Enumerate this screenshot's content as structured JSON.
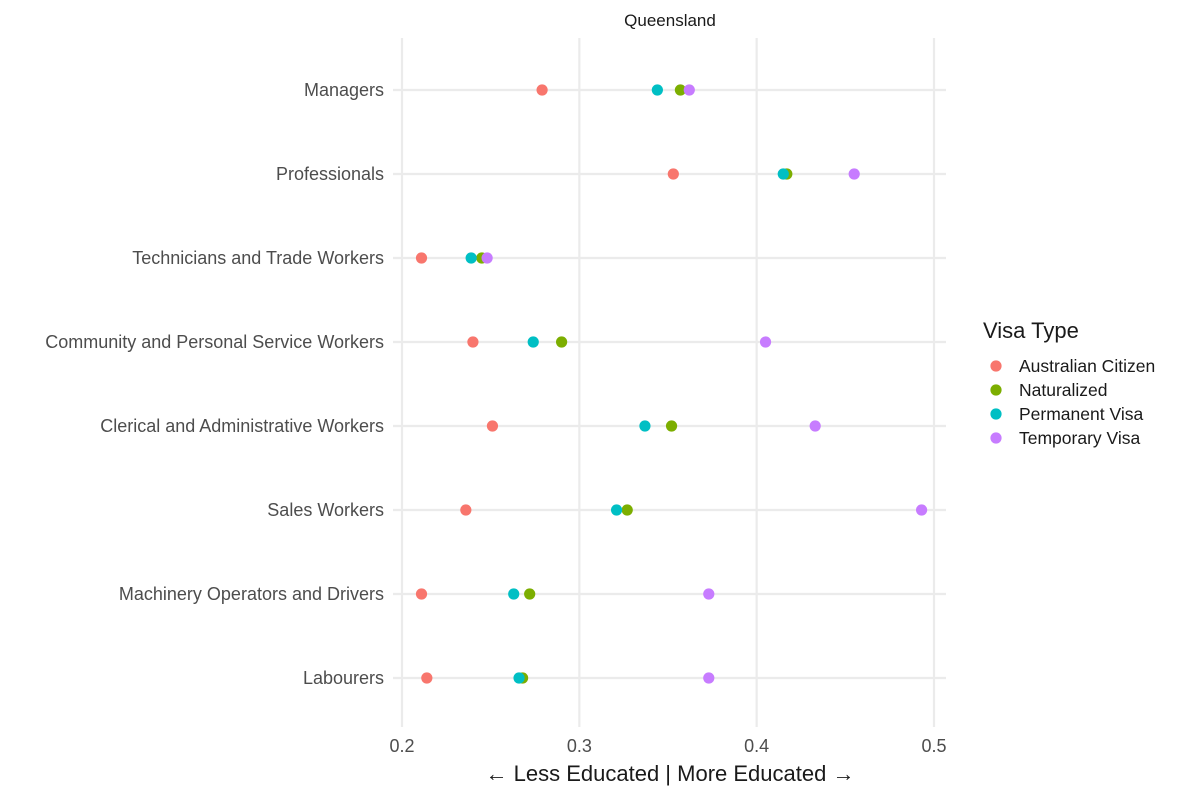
{
  "chart_data": {
    "type": "scatter",
    "title": "Queensland",
    "xlabel": "← Less Educated | More Educated →",
    "ylabel": "",
    "xlim": [
      0.2,
      0.5
    ],
    "xticks": [
      0.2,
      0.3,
      0.4,
      0.5
    ],
    "x_tick_labels": [
      "0.2",
      "0.3",
      "0.4",
      "0.5"
    ],
    "grid": true,
    "legend_position": "right",
    "legend_title": "Visa Type",
    "categories": [
      "Managers",
      "Professionals",
      "Technicians and Trade Workers",
      "Community and Personal Service Workers",
      "Clerical and Administrative Workers",
      "Sales Workers",
      "Machinery Operators and Drivers",
      "Labourers"
    ],
    "series": [
      {
        "name": "Australian Citizen",
        "color": "#F8766D",
        "values": [
          0.279,
          0.353,
          0.211,
          0.24,
          0.251,
          0.236,
          0.211,
          0.214
        ]
      },
      {
        "name": "Naturalized",
        "color": "#7CAE00",
        "values": [
          0.357,
          0.417,
          0.245,
          0.29,
          0.352,
          0.327,
          0.272,
          0.268
        ]
      },
      {
        "name": "Permanent Visa",
        "color": "#00BFC4",
        "values": [
          0.344,
          0.415,
          0.239,
          0.274,
          0.337,
          0.321,
          0.263,
          0.266
        ]
      },
      {
        "name": "Temporary Visa",
        "color": "#C77CFF",
        "values": [
          0.362,
          0.455,
          0.248,
          0.405,
          0.433,
          0.493,
          0.373,
          0.373
        ]
      }
    ]
  }
}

GOAL >>
All the records need to be repeated exactly, with the images dropped.

CORRECT RESPONSE >>
Enumerate this screenshot's content as structured JSON.
{
  "chart_data": {
    "type": "scatter",
    "title": "Queensland",
    "xlabel": "← Less Educated | More Educated →",
    "ylabel": "",
    "xlim": [
      0.2,
      0.5
    ],
    "xticks": [
      0.2,
      0.3,
      0.4,
      0.5
    ],
    "x_tick_labels": [
      "0.2",
      "0.3",
      "0.4",
      "0.5"
    ],
    "grid": true,
    "legend_position": "right",
    "legend_title": "Visa Type",
    "categories": [
      "Managers",
      "Professionals",
      "Technicians and Trade Workers",
      "Community and Personal Service Workers",
      "Clerical and Administrative Workers",
      "Sales Workers",
      "Machinery Operators and Drivers",
      "Labourers"
    ],
    "series": [
      {
        "name": "Australian Citizen",
        "color": "#F8766D",
        "values": [
          0.279,
          0.353,
          0.211,
          0.24,
          0.251,
          0.236,
          0.211,
          0.214
        ]
      },
      {
        "name": "Naturalized",
        "color": "#7CAE00",
        "values": [
          0.357,
          0.417,
          0.245,
          0.29,
          0.352,
          0.327,
          0.272,
          0.268
        ]
      },
      {
        "name": "Permanent Visa",
        "color": "#00BFC4",
        "values": [
          0.344,
          0.415,
          0.239,
          0.274,
          0.337,
          0.321,
          0.263,
          0.266
        ]
      },
      {
        "name": "Temporary Visa",
        "color": "#C77CFF",
        "values": [
          0.362,
          0.455,
          0.248,
          0.405,
          0.433,
          0.493,
          0.373,
          0.373
        ]
      }
    ]
  }
}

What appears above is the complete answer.